--- Instruction ---
Check every line below for the string "JSON", and copy the lines that contain it.

--- Data for processing ---

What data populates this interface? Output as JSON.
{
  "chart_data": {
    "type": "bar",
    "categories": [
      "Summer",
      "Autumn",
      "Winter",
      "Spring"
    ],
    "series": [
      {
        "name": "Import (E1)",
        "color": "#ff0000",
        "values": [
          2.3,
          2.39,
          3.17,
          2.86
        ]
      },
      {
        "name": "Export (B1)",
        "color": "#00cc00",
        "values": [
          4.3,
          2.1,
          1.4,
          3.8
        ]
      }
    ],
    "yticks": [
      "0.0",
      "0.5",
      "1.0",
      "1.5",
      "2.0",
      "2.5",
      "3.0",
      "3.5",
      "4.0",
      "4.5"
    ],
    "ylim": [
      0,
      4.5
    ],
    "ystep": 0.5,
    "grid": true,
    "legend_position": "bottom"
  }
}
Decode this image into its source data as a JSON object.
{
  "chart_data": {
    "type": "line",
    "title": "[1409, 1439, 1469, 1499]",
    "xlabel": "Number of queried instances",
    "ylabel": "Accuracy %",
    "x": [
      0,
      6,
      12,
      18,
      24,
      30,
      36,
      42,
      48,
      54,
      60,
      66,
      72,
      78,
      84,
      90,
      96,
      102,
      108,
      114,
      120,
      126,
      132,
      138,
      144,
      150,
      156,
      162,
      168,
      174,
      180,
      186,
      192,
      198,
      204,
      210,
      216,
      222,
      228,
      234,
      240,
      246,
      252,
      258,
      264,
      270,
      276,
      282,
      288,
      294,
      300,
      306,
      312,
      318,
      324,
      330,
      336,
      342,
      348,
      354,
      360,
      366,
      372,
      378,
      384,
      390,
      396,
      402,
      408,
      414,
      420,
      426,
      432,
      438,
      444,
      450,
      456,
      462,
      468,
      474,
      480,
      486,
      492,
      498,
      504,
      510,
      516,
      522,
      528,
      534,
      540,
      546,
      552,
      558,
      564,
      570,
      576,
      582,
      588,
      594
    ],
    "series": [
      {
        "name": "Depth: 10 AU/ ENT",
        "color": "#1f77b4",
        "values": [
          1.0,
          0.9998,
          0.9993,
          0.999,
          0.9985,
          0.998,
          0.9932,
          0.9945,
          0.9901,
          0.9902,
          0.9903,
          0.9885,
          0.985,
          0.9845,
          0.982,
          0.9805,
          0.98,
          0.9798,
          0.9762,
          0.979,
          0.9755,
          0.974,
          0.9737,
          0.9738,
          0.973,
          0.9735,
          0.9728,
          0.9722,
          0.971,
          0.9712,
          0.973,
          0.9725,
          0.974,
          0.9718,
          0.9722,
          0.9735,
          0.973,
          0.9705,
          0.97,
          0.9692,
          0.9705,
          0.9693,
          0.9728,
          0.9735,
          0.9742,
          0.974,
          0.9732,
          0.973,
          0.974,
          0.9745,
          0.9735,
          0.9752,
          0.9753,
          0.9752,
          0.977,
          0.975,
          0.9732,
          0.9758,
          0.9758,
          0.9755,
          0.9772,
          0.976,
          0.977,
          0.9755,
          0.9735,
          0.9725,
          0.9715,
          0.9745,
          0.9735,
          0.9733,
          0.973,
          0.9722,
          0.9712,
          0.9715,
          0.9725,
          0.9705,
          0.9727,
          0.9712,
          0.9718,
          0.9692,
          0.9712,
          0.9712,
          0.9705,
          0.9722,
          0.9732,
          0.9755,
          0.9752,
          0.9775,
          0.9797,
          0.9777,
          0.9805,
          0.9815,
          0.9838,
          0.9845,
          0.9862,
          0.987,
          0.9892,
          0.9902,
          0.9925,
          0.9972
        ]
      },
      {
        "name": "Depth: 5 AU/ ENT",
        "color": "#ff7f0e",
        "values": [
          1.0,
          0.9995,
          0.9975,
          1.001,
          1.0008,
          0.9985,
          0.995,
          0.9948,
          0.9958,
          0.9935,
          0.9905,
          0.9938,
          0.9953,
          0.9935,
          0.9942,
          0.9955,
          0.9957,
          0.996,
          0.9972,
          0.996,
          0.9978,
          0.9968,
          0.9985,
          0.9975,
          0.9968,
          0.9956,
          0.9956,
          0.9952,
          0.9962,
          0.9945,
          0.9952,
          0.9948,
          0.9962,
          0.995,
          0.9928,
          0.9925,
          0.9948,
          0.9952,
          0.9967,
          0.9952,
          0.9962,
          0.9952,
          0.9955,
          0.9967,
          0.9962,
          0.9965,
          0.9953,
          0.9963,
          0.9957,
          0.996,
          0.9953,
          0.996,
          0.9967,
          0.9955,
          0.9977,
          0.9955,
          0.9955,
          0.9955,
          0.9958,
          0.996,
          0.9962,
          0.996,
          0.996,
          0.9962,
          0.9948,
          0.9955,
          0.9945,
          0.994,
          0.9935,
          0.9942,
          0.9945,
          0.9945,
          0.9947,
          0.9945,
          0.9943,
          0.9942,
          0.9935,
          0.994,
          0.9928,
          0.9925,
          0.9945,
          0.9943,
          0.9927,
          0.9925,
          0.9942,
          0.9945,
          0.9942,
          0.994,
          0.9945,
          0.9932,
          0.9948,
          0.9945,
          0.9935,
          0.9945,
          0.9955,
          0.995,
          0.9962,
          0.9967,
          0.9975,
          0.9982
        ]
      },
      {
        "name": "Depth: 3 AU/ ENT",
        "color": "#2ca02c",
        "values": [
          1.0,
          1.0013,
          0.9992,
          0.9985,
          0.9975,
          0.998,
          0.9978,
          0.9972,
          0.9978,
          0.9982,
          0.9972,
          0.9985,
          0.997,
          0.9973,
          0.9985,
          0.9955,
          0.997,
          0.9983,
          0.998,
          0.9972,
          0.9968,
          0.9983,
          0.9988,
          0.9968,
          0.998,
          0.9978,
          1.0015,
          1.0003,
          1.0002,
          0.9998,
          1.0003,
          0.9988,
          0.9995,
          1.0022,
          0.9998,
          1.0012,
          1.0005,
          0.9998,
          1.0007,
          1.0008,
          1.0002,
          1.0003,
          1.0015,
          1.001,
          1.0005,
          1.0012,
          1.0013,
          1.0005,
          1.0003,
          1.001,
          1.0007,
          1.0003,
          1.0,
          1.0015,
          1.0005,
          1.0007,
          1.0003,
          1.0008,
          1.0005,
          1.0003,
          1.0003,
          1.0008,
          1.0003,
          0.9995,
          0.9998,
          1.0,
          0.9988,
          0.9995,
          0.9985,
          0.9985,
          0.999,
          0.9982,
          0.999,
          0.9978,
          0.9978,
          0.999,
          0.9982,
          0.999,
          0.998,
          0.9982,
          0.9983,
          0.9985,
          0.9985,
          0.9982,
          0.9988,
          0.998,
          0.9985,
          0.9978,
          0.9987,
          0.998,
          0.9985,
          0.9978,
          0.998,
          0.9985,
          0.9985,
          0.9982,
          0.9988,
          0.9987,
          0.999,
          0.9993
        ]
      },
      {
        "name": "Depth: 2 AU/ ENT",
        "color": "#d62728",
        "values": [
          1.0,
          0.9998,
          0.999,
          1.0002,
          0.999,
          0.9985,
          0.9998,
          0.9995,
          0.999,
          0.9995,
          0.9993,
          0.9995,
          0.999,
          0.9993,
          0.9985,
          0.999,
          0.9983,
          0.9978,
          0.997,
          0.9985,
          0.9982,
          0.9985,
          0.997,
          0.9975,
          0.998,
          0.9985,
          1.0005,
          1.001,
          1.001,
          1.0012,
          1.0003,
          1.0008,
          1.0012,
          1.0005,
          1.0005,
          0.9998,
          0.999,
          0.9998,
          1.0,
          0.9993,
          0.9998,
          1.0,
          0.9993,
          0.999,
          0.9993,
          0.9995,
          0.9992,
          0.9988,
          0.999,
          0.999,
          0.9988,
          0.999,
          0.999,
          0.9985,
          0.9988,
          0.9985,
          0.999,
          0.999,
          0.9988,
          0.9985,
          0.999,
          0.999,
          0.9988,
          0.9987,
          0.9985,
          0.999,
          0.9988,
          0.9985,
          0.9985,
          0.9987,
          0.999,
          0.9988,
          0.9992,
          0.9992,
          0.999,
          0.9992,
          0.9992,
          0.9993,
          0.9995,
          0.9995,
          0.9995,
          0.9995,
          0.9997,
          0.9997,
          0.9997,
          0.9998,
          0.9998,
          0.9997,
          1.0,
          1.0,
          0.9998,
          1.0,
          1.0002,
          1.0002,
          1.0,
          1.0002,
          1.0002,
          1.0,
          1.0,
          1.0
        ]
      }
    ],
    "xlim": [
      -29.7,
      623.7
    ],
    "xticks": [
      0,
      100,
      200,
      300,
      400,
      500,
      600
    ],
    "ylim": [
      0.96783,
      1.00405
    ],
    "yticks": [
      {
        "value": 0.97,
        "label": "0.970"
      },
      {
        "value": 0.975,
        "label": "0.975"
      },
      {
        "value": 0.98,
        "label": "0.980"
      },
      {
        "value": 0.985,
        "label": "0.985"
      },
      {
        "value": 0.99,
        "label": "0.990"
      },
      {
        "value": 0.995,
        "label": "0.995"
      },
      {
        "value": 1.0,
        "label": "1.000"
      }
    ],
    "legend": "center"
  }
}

--- Written answer ---
What data populates this interface? Output as JSON.
Decode this image into its source data as a JSON object.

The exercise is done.